— START OF Input records —

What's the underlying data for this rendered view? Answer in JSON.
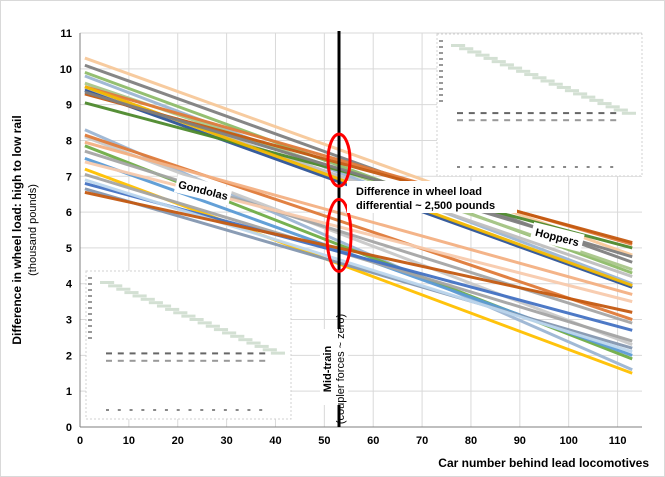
{
  "chart_data": {
    "type": "line",
    "title": "",
    "xlabel": "Car number behind lead locomotives",
    "ylabel": "Difference in wheel load: high to low rail",
    "ylabel_sub": "(thousand pounds)",
    "xlim": [
      0,
      115
    ],
    "ylim": [
      0,
      11
    ],
    "x_ticks": [
      "0",
      "10",
      "20",
      "30",
      "40",
      "50",
      "60",
      "70",
      "80",
      "90",
      "100",
      "110"
    ],
    "y_ticks": [
      "0",
      "1",
      "2",
      "3",
      "4",
      "5",
      "6",
      "7",
      "8",
      "9",
      "10",
      "11"
    ],
    "grid": true,
    "midtrain_x": 53,
    "midtrain_label": "Mid-train",
    "midtrain_sublabel": "(coupler forces ~ zero)",
    "annotation": [
      "Difference in wheel load",
      "differential ~ 2,500 pounds"
    ],
    "group_labels": {
      "gondolas": "Gondolas",
      "hoppers": "Hoppers"
    },
    "ellipses": [
      {
        "x": 53,
        "y": 7.45
      },
      {
        "x": 53,
        "y": 5.35
      }
    ],
    "hoppers_series": [
      {
        "color": "#f7c99a",
        "x": [
          1,
          113
        ],
        "y": [
          10.3,
          4.8
        ]
      },
      {
        "color": "#808080",
        "x": [
          1,
          113
        ],
        "y": [
          10.1,
          4.6
        ]
      },
      {
        "color": "#8fbc6a",
        "x": [
          1,
          113
        ],
        "y": [
          9.9,
          4.3
        ]
      },
      {
        "color": "#9db6d3",
        "x": [
          1,
          113
        ],
        "y": [
          9.8,
          4.0
        ]
      },
      {
        "color": "#a9c78a",
        "x": [
          1,
          113
        ],
        "y": [
          9.6,
          4.4
        ]
      },
      {
        "color": "#e07b39",
        "x": [
          1,
          113
        ],
        "y": [
          9.5,
          5.1
        ]
      },
      {
        "color": "#bfbfbf",
        "x": [
          1,
          113
        ],
        "y": [
          9.45,
          4.2
        ]
      },
      {
        "color": "#2f5597",
        "x": [
          1,
          113
        ],
        "y": [
          9.4,
          3.9
        ]
      },
      {
        "color": "#4e8a2d",
        "x": [
          1,
          113
        ],
        "y": [
          9.05,
          5.0
        ]
      },
      {
        "color": "#f2b800",
        "x": [
          1,
          113
        ],
        "y": [
          9.5,
          3.95
        ]
      },
      {
        "color": "#c55a11",
        "x": [
          1,
          113
        ],
        "y": [
          9.3,
          5.15
        ]
      },
      {
        "color": "#7f7f7f",
        "x": [
          1,
          113
        ],
        "y": [
          9.35,
          4.75
        ]
      }
    ],
    "gondolas_series": [
      {
        "color": "#9db6d3",
        "x": [
          1,
          113
        ],
        "y": [
          8.3,
          1.6
        ]
      },
      {
        "color": "#c9c9c9",
        "x": [
          1,
          113
        ],
        "y": [
          8.1,
          2.3
        ]
      },
      {
        "color": "#e07b39",
        "x": [
          1,
          113
        ],
        "y": [
          8.15,
          3.0
        ]
      },
      {
        "color": "#f4b183",
        "x": [
          1,
          113
        ],
        "y": [
          7.95,
          3.7
        ]
      },
      {
        "color": "#70ad47",
        "x": [
          1,
          113
        ],
        "y": [
          7.85,
          1.9
        ]
      },
      {
        "color": "#a6a6a6",
        "x": [
          1,
          113
        ],
        "y": [
          7.7,
          2.9
        ]
      },
      {
        "color": "#5b9bd5",
        "x": [
          1,
          113
        ],
        "y": [
          7.5,
          2.0
        ]
      },
      {
        "color": "#f8cbad",
        "x": [
          1,
          113
        ],
        "y": [
          7.4,
          3.5
        ]
      },
      {
        "color": "#ffc000",
        "x": [
          1,
          113
        ],
        "y": [
          7.2,
          1.5
        ]
      },
      {
        "color": "#a5a5a5",
        "x": [
          1,
          113
        ],
        "y": [
          7.05,
          2.4
        ]
      },
      {
        "color": "#4472c4",
        "x": [
          1,
          113
        ],
        "y": [
          6.8,
          2.7
        ]
      },
      {
        "color": "#8497b0",
        "x": [
          1,
          113
        ],
        "y": [
          6.65,
          2.2
        ]
      },
      {
        "color": "#bdd7ee",
        "x": [
          1,
          113
        ],
        "y": [
          6.9,
          2.1
        ]
      },
      {
        "color": "#c55a11",
        "x": [
          1,
          113
        ],
        "y": [
          6.55,
          3.2
        ]
      }
    ]
  }
}
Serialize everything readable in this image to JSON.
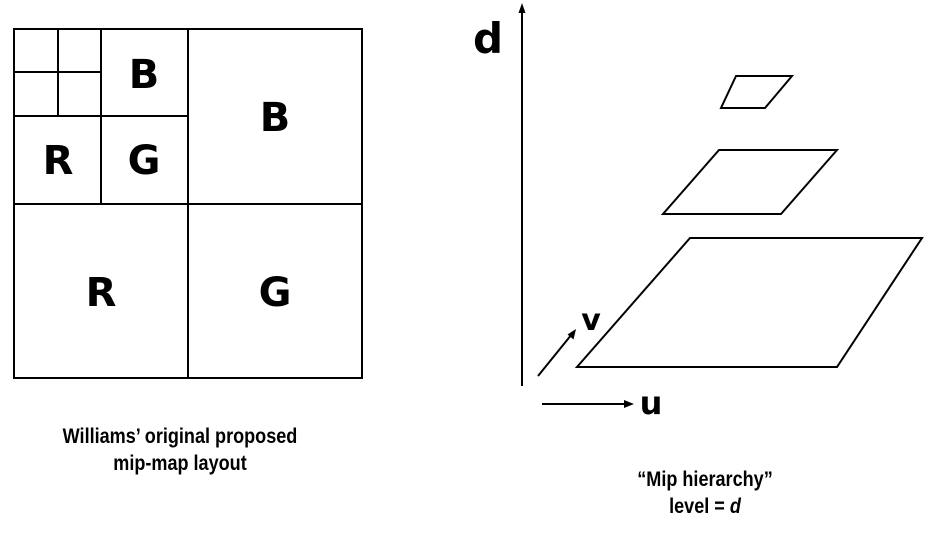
{
  "mipmap_layout": {
    "labels": {
      "small_b": "B",
      "small_r": "R",
      "small_g": "G",
      "large_b": "B",
      "large_r": "R",
      "large_g": "G"
    },
    "caption_line1": "Williams’ original proposed",
    "caption_line2": "mip-map layout"
  },
  "hierarchy": {
    "axis_d": "d",
    "axis_u": "u",
    "axis_v": "v",
    "caption_line1": "“Mip hierarchy”",
    "caption_line2_prefix": "level = ",
    "caption_line2_var": "d"
  }
}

— END OF Input records —

Problem details: Leave out the pictures and give the rest of the records again exactly.

Response to the exercise:
What's the underlying data for this rendered view? Answer in JSON.
{
  "chart_data": {
    "type": "line",
    "title": "",
    "xlabel": "Car number behind lead locomotives",
    "ylabel": "Difference in wheel load: high to low rail",
    "ylabel_sub": "(thousand pounds)",
    "xlim": [
      0,
      115
    ],
    "ylim": [
      0,
      11
    ],
    "x_ticks": [
      "0",
      "10",
      "20",
      "30",
      "40",
      "50",
      "60",
      "70",
      "80",
      "90",
      "100",
      "110"
    ],
    "y_ticks": [
      "0",
      "1",
      "2",
      "3",
      "4",
      "5",
      "6",
      "7",
      "8",
      "9",
      "10",
      "11"
    ],
    "grid": true,
    "midtrain_x": 53,
    "midtrain_label": "Mid-train",
    "midtrain_sublabel": "(coupler forces ~ zero)",
    "annotation": [
      "Difference in wheel load",
      "differential ~ 2,500 pounds"
    ],
    "group_labels": {
      "gondolas": "Gondolas",
      "hoppers": "Hoppers"
    },
    "ellipses": [
      {
        "x": 53,
        "y": 7.45
      },
      {
        "x": 53,
        "y": 5.35
      }
    ],
    "hoppers_series": [
      {
        "color": "#f7c99a",
        "x": [
          1,
          113
        ],
        "y": [
          10.3,
          4.8
        ]
      },
      {
        "color": "#808080",
        "x": [
          1,
          113
        ],
        "y": [
          10.1,
          4.6
        ]
      },
      {
        "color": "#8fbc6a",
        "x": [
          1,
          113
        ],
        "y": [
          9.9,
          4.3
        ]
      },
      {
        "color": "#9db6d3",
        "x": [
          1,
          113
        ],
        "y": [
          9.8,
          4.0
        ]
      },
      {
        "color": "#a9c78a",
        "x": [
          1,
          113
        ],
        "y": [
          9.6,
          4.4
        ]
      },
      {
        "color": "#e07b39",
        "x": [
          1,
          113
        ],
        "y": [
          9.5,
          5.1
        ]
      },
      {
        "color": "#bfbfbf",
        "x": [
          1,
          113
        ],
        "y": [
          9.45,
          4.2
        ]
      },
      {
        "color": "#2f5597",
        "x": [
          1,
          113
        ],
        "y": [
          9.4,
          3.9
        ]
      },
      {
        "color": "#4e8a2d",
        "x": [
          1,
          113
        ],
        "y": [
          9.05,
          5.0
        ]
      },
      {
        "color": "#f2b800",
        "x": [
          1,
          113
        ],
        "y": [
          9.5,
          3.95
        ]
      },
      {
        "color": "#c55a11",
        "x": [
          1,
          113
        ],
        "y": [
          9.3,
          5.15
        ]
      },
      {
        "color": "#7f7f7f",
        "x": [
          1,
          113
        ],
        "y": [
          9.35,
          4.75
        ]
      }
    ],
    "gondolas_series": [
      {
        "color": "#9db6d3",
        "x": [
          1,
          113
        ],
        "y": [
          8.3,
          1.6
        ]
      },
      {
        "color": "#c9c9c9",
        "x": [
          1,
          113
        ],
        "y": [
          8.1,
          2.3
        ]
      },
      {
        "color": "#e07b39",
        "x": [
          1,
          113
        ],
        "y": [
          8.15,
          3.0
        ]
      },
      {
        "color": "#f4b183",
        "x": [
          1,
          113
        ],
        "y": [
          7.95,
          3.7
        ]
      },
      {
        "color": "#70ad47",
        "x": [
          1,
          113
        ],
        "y": [
          7.85,
          1.9
        ]
      },
      {
        "color": "#a6a6a6",
        "x": [
          1,
          113
        ],
        "y": [
          7.7,
          2.9
        ]
      },
      {
        "color": "#5b9bd5",
        "x": [
          1,
          113
        ],
        "y": [
          7.5,
          2.0
        ]
      },
      {
        "color": "#f8cbad",
        "x": [
          1,
          113
        ],
        "y": [
          7.4,
          3.5
        ]
      },
      {
        "color": "#ffc000",
        "x": [
          1,
          113
        ],
        "y": [
          7.2,
          1.5
        ]
      },
      {
        "color": "#a5a5a5",
        "x": [
          1,
          113
        ],
        "y": [
          7.05,
          2.4
        ]
      },
      {
        "color": "#4472c4",
        "x": [
          1,
          113
        ],
        "y": [
          6.8,
          2.7
        ]
      },
      {
        "color": "#8497b0",
        "x": [
          1,
          113
        ],
        "y": [
          6.65,
          2.2
        ]
      },
      {
        "color": "#bdd7ee",
        "x": [
          1,
          113
        ],
        "y": [
          6.9,
          2.1
        ]
      },
      {
        "color": "#c55a11",
        "x": [
          1,
          113
        ],
        "y": [
          6.55,
          3.2
        ]
      }
    ]
  }
}
Serialize everything readable in this image to JSON.
{
  "mipmap_layout": {
    "labels": {
      "small_b": "B",
      "small_r": "R",
      "small_g": "G",
      "large_b": "B",
      "large_r": "R",
      "large_g": "G"
    },
    "caption_line1": "Williams’ original proposed",
    "caption_line2": "mip-map layout"
  },
  "hierarchy": {
    "axis_d": "d",
    "axis_u": "u",
    "axis_v": "v",
    "caption_line1": "“Mip hierarchy”",
    "caption_line2_prefix": "level = ",
    "caption_line2_var": "d"
  }
}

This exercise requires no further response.